[Records for the task start]

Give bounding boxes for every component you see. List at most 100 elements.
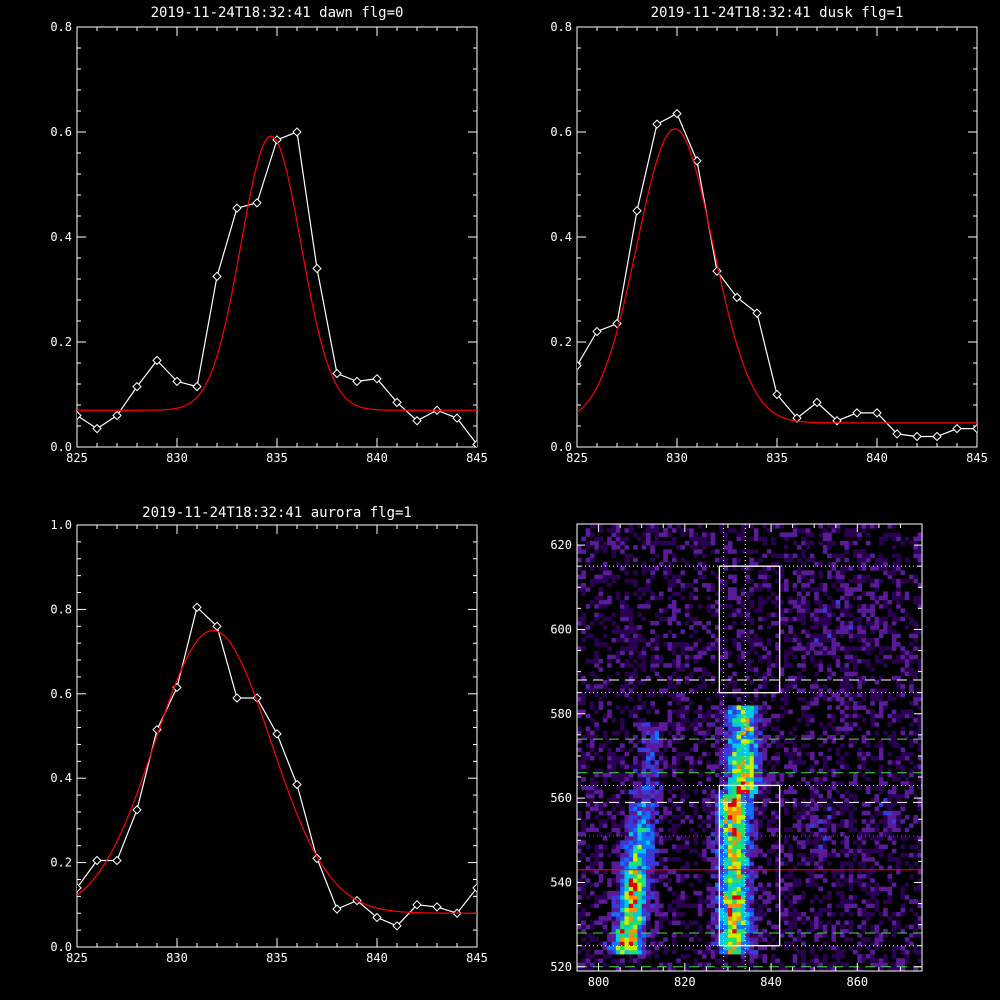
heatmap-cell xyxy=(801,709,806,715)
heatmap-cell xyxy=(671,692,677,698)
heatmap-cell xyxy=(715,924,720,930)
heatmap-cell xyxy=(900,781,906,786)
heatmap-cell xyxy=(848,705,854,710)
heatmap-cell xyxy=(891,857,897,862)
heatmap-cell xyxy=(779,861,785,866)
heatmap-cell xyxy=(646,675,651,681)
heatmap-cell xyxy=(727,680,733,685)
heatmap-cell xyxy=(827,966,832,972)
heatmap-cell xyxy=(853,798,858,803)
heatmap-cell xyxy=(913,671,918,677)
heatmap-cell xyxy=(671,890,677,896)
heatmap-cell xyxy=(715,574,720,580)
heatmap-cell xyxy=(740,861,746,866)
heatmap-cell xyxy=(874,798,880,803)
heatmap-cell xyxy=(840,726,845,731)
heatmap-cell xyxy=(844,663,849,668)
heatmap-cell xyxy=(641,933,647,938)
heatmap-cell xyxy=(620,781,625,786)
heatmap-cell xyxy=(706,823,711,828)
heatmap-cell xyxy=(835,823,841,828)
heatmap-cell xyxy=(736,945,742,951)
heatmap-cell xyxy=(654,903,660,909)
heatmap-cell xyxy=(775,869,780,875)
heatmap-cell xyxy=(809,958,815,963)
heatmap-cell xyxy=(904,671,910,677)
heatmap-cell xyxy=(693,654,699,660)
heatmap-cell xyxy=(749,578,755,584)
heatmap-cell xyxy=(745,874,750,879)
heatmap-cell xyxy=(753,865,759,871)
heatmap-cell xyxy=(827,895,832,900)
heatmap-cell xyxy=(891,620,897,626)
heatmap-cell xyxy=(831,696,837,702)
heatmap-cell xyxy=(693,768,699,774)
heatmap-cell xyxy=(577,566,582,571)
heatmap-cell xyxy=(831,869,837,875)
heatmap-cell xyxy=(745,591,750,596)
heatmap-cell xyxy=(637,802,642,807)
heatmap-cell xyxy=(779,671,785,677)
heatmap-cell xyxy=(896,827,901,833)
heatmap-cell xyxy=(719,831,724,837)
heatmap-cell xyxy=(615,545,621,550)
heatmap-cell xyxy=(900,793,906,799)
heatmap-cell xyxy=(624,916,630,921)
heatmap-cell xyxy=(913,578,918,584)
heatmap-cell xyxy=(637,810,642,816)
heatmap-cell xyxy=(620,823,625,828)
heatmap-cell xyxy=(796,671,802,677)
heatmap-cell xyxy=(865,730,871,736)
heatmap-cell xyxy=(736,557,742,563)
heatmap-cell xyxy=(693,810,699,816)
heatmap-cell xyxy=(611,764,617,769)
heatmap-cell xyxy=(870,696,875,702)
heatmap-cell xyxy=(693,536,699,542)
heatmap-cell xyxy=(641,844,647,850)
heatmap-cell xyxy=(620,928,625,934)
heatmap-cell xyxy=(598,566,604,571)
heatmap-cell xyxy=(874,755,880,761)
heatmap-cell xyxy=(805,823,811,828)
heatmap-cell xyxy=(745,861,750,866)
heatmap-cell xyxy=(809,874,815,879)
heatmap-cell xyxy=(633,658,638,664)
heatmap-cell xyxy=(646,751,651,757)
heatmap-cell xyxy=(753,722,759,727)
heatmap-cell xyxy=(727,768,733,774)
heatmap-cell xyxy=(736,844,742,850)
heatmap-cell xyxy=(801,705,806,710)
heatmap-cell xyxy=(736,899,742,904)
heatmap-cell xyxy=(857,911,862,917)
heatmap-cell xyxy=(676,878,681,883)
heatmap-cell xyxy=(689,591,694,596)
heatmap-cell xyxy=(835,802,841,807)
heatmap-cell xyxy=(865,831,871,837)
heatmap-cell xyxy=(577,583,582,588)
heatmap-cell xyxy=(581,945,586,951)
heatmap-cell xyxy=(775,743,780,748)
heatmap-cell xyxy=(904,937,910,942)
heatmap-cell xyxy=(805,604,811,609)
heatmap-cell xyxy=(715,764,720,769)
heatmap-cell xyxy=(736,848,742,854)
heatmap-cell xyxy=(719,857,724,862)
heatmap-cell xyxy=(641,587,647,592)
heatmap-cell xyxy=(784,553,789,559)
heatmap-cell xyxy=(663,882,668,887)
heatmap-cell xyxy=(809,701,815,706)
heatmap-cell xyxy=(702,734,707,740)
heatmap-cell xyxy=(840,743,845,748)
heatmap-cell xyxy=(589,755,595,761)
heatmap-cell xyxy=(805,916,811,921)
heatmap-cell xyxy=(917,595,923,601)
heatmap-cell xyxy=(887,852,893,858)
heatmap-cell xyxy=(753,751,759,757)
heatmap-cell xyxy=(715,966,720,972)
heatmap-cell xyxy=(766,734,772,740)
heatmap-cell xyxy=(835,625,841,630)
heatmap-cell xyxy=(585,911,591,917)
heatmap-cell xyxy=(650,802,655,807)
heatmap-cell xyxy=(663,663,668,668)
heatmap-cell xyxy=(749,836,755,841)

[Records for the task end]

Your task: Copy the data above verbatim, line for line, and leave out the picture.

Result:
Give bounding boxes for every component you see. List at most 100 elements.
heatmap-cell xyxy=(801,709,806,715)
heatmap-cell xyxy=(671,692,677,698)
heatmap-cell xyxy=(715,924,720,930)
heatmap-cell xyxy=(900,781,906,786)
heatmap-cell xyxy=(848,705,854,710)
heatmap-cell xyxy=(891,857,897,862)
heatmap-cell xyxy=(779,861,785,866)
heatmap-cell xyxy=(646,675,651,681)
heatmap-cell xyxy=(727,680,733,685)
heatmap-cell xyxy=(827,966,832,972)
heatmap-cell xyxy=(853,798,858,803)
heatmap-cell xyxy=(913,671,918,677)
heatmap-cell xyxy=(671,890,677,896)
heatmap-cell xyxy=(715,574,720,580)
heatmap-cell xyxy=(740,861,746,866)
heatmap-cell xyxy=(874,798,880,803)
heatmap-cell xyxy=(840,726,845,731)
heatmap-cell xyxy=(844,663,849,668)
heatmap-cell xyxy=(641,933,647,938)
heatmap-cell xyxy=(620,781,625,786)
heatmap-cell xyxy=(706,823,711,828)
heatmap-cell xyxy=(835,823,841,828)
heatmap-cell xyxy=(736,945,742,951)
heatmap-cell xyxy=(654,903,660,909)
heatmap-cell xyxy=(775,869,780,875)
heatmap-cell xyxy=(809,958,815,963)
heatmap-cell xyxy=(904,671,910,677)
heatmap-cell xyxy=(693,654,699,660)
heatmap-cell xyxy=(749,578,755,584)
heatmap-cell xyxy=(745,874,750,879)
heatmap-cell xyxy=(753,865,759,871)
heatmap-cell xyxy=(827,895,832,900)
heatmap-cell xyxy=(891,620,897,626)
heatmap-cell xyxy=(831,696,837,702)
heatmap-cell xyxy=(693,768,699,774)
heatmap-cell xyxy=(577,566,582,571)
heatmap-cell xyxy=(831,869,837,875)
heatmap-cell xyxy=(745,591,750,596)
heatmap-cell xyxy=(637,802,642,807)
heatmap-cell xyxy=(779,671,785,677)
heatmap-cell xyxy=(896,827,901,833)
heatmap-cell xyxy=(719,831,724,837)
heatmap-cell xyxy=(615,545,621,550)
heatmap-cell xyxy=(900,793,906,799)
heatmap-cell xyxy=(624,916,630,921)
heatmap-cell xyxy=(913,578,918,584)
heatmap-cell xyxy=(637,810,642,816)
heatmap-cell xyxy=(620,823,625,828)
heatmap-cell xyxy=(796,671,802,677)
heatmap-cell xyxy=(865,730,871,736)
heatmap-cell xyxy=(736,557,742,563)
heatmap-cell xyxy=(693,810,699,816)
heatmap-cell xyxy=(611,764,617,769)
heatmap-cell xyxy=(870,696,875,702)
heatmap-cell xyxy=(693,536,699,542)
heatmap-cell xyxy=(641,844,647,850)
heatmap-cell xyxy=(620,928,625,934)
heatmap-cell xyxy=(598,566,604,571)
heatmap-cell xyxy=(874,755,880,761)
heatmap-cell xyxy=(805,823,811,828)
heatmap-cell xyxy=(745,861,750,866)
heatmap-cell xyxy=(809,874,815,879)
heatmap-cell xyxy=(633,658,638,664)
heatmap-cell xyxy=(646,751,651,757)
heatmap-cell xyxy=(753,722,759,727)
heatmap-cell xyxy=(727,768,733,774)
heatmap-cell xyxy=(736,844,742,850)
heatmap-cell xyxy=(801,705,806,710)
heatmap-cell xyxy=(736,899,742,904)
heatmap-cell xyxy=(857,911,862,917)
heatmap-cell xyxy=(676,878,681,883)
heatmap-cell xyxy=(689,591,694,596)
heatmap-cell xyxy=(835,802,841,807)
heatmap-cell xyxy=(865,831,871,837)
heatmap-cell xyxy=(577,583,582,588)
heatmap-cell xyxy=(581,945,586,951)
heatmap-cell xyxy=(775,743,780,748)
heatmap-cell xyxy=(904,937,910,942)
heatmap-cell xyxy=(805,604,811,609)
heatmap-cell xyxy=(715,764,720,769)
heatmap-cell xyxy=(736,848,742,854)
heatmap-cell xyxy=(719,857,724,862)
heatmap-cell xyxy=(641,587,647,592)
heatmap-cell xyxy=(784,553,789,559)
heatmap-cell xyxy=(663,882,668,887)
heatmap-cell xyxy=(809,701,815,706)
heatmap-cell xyxy=(702,734,707,740)
heatmap-cell xyxy=(840,743,845,748)
heatmap-cell xyxy=(589,755,595,761)
heatmap-cell xyxy=(805,916,811,921)
heatmap-cell xyxy=(917,595,923,601)
heatmap-cell xyxy=(887,852,893,858)
heatmap-cell xyxy=(753,751,759,757)
heatmap-cell xyxy=(715,966,720,972)
heatmap-cell xyxy=(766,734,772,740)
heatmap-cell xyxy=(835,625,841,630)
heatmap-cell xyxy=(585,911,591,917)
heatmap-cell xyxy=(650,802,655,807)
heatmap-cell xyxy=(663,663,668,668)
heatmap-cell xyxy=(749,836,755,841)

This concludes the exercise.